> **Problem details**
Word for word, restate every line of the listing that follows.

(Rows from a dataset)
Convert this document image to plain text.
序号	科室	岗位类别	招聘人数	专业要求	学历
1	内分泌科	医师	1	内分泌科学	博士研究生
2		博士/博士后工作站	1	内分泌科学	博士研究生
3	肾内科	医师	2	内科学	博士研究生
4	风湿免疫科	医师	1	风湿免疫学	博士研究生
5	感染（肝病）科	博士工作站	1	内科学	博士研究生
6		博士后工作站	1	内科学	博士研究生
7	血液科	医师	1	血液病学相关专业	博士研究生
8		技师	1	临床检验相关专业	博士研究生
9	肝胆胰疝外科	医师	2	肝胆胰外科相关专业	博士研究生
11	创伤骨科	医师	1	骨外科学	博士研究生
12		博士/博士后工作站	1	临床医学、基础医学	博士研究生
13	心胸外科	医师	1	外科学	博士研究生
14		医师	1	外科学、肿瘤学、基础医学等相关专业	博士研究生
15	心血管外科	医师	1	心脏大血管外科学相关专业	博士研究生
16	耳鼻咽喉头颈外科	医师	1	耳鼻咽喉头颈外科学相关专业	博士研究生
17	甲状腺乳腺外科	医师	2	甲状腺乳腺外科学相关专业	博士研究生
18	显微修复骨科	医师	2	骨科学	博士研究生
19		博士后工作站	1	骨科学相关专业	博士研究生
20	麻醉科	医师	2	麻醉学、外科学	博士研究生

> **Full response**
Convert this document image to plain text.
序号	科室	岗位类别	招聘人数	专业要求	学历
1	内分泌科	医师	1	内分泌科学	博士研究生
2		博士/博士后工作站	1	内分泌科学	博士研究生
3	肾内科	医师	2	内科学	博士研究生
4	风湿免疫科	医师	1	风湿免疫学	博士研究生
5	感染（肝病）科	博士工作站	1	内科学	博士研究生
6		博士后工作站	1	内科学	博士研究生
7	血液科	医师	1	血液病学相关专业	博士研究生
8		技师	1	临床检验相关专业	博士研究生
9	肝胆胰疝外科	医师	2	肝胆胰外科相关专业	博士研究生
11	创伤骨科	医师	1	骨外科学	博士研究生
12		博士/博士后工作站	1	临床医学、基础医学	博士研究生
13	心胸外科	医师	1	外科学	博士研究生
14		医师	1	外科学、肿瘤学、基础医学等相关专业	博士研究生
15	心血管外科	医师	1	心脏大血管外科学相关专业	博士研究生
16	耳鼻咽喉头颈外科	医师	1	耳鼻咽喉头颈外科学相关专业	博士研究生
17	甲状腺乳腺外科	医师	2	甲状腺乳腺外科学相关专业	博士研究生
18	显微修复骨科	医师	2	骨科学	博士研究生
19		博士后工作站	1	骨科学相关专业	博士研究生
20	麻醉科	医师	2	麻醉学、外科学	博士研究生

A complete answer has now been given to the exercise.